■ Problem statement
Give the number of lines in the records below that include "name". Reply with that number alone.

■ Input for this task
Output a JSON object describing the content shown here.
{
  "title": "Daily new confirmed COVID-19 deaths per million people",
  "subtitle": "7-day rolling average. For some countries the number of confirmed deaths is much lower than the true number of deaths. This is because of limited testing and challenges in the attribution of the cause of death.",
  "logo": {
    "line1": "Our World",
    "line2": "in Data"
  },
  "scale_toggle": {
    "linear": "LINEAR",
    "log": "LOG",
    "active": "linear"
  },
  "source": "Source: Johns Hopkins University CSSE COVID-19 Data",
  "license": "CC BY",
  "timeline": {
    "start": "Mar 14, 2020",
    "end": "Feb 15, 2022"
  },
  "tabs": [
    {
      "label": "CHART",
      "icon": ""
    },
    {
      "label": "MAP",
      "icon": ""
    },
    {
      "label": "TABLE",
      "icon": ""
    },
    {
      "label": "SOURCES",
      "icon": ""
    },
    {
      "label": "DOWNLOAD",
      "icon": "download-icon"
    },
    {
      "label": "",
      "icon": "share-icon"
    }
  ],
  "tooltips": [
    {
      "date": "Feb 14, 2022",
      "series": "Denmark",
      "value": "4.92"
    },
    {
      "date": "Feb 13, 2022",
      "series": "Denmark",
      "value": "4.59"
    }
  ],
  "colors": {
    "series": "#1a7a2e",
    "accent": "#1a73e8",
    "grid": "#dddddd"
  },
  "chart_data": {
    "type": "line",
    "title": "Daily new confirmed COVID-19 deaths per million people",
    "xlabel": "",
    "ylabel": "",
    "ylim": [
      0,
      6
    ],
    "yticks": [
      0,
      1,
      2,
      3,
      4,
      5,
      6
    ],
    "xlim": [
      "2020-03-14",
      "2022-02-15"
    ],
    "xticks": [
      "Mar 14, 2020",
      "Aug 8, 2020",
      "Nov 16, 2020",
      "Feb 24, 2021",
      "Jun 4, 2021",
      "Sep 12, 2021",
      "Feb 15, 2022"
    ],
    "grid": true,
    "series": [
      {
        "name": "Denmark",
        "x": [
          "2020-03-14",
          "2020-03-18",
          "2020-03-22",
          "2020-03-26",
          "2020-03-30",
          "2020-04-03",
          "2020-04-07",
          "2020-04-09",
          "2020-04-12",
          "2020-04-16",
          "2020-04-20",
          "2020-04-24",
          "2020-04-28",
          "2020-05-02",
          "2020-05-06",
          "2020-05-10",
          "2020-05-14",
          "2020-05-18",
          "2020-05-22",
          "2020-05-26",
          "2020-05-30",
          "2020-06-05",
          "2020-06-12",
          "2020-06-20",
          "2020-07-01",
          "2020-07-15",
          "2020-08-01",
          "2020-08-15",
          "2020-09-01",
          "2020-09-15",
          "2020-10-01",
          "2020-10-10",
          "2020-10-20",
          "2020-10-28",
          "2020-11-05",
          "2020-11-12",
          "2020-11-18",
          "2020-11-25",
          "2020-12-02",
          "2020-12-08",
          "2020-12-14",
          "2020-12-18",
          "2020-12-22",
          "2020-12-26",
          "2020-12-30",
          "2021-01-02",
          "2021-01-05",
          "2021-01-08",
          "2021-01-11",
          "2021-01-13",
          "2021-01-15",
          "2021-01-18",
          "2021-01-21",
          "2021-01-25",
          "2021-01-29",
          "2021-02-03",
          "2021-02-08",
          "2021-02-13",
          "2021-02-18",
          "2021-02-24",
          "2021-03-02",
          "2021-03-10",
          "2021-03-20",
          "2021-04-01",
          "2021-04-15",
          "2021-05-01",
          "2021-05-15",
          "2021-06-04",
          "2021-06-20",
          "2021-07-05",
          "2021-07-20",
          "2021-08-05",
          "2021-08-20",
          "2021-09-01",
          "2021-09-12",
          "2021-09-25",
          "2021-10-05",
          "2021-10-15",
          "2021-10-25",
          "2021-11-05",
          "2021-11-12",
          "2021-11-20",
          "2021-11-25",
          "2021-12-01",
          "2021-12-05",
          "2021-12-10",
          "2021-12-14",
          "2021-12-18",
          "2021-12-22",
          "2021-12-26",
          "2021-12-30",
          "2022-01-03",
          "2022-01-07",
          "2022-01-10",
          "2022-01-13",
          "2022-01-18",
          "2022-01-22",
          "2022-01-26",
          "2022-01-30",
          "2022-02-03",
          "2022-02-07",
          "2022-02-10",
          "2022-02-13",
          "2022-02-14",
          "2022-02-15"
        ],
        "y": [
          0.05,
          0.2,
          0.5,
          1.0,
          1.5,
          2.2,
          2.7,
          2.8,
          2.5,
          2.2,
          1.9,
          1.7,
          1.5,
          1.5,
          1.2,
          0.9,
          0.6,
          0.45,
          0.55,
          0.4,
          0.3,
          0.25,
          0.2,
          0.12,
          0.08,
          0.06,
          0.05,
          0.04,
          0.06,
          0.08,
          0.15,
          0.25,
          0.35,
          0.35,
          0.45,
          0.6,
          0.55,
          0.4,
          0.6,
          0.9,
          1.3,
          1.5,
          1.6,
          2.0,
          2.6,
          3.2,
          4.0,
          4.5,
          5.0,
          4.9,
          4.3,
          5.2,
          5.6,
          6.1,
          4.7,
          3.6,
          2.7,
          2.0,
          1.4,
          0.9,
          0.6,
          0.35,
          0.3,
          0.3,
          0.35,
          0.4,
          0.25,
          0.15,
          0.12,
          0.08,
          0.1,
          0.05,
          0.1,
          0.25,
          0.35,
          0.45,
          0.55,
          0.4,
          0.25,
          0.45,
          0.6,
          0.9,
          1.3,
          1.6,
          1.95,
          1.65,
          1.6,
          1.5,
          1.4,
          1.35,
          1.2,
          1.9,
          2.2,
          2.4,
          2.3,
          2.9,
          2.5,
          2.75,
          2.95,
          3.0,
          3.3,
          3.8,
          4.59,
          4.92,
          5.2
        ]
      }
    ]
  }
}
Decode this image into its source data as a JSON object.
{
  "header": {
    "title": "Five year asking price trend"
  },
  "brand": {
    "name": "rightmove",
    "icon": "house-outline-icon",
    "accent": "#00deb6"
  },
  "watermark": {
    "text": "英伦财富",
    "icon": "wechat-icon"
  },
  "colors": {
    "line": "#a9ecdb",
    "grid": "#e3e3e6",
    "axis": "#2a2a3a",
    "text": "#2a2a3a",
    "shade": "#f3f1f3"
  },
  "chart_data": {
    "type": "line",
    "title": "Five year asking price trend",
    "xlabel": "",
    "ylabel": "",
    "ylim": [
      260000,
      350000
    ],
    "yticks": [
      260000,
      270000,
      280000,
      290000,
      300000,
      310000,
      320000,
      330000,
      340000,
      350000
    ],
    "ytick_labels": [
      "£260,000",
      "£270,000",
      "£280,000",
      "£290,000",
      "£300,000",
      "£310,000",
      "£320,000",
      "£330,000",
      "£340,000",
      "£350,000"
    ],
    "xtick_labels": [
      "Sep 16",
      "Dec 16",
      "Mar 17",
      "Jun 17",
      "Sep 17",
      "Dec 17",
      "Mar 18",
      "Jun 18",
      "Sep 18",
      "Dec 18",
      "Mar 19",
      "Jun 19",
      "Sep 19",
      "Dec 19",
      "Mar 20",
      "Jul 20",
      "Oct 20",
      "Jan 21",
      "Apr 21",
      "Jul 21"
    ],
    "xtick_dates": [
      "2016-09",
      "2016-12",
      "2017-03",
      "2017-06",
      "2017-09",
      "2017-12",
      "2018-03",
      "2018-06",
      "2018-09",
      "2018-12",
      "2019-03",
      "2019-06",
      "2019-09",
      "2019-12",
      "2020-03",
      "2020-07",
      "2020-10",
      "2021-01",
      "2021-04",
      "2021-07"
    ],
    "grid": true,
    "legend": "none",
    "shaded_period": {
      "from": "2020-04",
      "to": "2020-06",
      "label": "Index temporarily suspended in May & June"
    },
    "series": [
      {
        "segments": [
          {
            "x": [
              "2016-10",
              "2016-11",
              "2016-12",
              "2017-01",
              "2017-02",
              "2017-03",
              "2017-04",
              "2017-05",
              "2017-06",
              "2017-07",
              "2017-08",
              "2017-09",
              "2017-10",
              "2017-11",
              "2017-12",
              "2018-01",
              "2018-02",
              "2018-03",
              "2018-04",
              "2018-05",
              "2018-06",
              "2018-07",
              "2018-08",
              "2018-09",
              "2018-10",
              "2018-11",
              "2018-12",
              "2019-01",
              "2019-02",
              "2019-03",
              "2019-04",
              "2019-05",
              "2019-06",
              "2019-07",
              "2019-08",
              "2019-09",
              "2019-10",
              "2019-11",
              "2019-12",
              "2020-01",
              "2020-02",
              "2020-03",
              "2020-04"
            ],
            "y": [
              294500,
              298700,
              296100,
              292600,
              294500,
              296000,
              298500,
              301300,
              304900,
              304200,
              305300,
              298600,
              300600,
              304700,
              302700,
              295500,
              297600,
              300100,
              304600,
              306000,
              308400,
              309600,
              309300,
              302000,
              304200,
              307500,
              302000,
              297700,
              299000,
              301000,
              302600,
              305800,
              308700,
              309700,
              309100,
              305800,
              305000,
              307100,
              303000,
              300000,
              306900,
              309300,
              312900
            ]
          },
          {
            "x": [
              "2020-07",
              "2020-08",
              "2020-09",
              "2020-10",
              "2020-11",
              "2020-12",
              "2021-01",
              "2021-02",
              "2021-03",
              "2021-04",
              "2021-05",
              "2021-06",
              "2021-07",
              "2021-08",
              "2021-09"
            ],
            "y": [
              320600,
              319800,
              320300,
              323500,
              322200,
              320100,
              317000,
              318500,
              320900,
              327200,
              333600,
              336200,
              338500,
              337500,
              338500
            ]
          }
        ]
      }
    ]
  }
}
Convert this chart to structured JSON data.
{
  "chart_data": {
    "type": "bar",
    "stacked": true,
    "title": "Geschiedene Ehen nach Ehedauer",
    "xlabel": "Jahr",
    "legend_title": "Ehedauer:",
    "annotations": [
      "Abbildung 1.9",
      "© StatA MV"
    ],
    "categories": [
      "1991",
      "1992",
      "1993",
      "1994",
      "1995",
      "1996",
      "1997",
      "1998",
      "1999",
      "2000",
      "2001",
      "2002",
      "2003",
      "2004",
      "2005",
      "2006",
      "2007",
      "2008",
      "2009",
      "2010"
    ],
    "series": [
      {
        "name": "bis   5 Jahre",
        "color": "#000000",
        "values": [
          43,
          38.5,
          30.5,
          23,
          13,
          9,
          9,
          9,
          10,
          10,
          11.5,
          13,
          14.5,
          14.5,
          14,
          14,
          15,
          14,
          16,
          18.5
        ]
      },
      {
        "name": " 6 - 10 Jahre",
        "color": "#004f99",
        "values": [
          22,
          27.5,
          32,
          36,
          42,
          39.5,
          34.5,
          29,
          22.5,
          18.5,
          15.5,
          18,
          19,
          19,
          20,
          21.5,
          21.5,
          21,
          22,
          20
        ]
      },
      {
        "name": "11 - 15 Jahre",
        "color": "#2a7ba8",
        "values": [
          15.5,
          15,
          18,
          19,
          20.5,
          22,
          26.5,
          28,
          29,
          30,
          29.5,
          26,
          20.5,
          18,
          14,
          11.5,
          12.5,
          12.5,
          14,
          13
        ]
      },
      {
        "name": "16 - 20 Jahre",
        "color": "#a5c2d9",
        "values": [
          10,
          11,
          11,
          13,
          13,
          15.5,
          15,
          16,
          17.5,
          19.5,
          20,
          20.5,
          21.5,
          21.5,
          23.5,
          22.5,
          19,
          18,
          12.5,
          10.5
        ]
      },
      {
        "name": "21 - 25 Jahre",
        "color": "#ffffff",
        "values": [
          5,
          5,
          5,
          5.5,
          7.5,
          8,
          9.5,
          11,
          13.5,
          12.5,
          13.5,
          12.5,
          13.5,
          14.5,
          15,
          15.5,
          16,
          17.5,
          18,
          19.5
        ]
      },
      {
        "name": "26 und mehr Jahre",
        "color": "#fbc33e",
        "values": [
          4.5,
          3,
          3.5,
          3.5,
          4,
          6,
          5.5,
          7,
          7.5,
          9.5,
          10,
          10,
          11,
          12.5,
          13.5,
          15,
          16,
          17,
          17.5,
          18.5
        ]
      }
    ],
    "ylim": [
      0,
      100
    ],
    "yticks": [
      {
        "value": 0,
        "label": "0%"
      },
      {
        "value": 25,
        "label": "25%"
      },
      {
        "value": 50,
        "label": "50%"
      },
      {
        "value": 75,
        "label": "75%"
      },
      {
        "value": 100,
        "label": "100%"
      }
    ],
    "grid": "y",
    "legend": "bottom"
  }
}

■ Full solution
8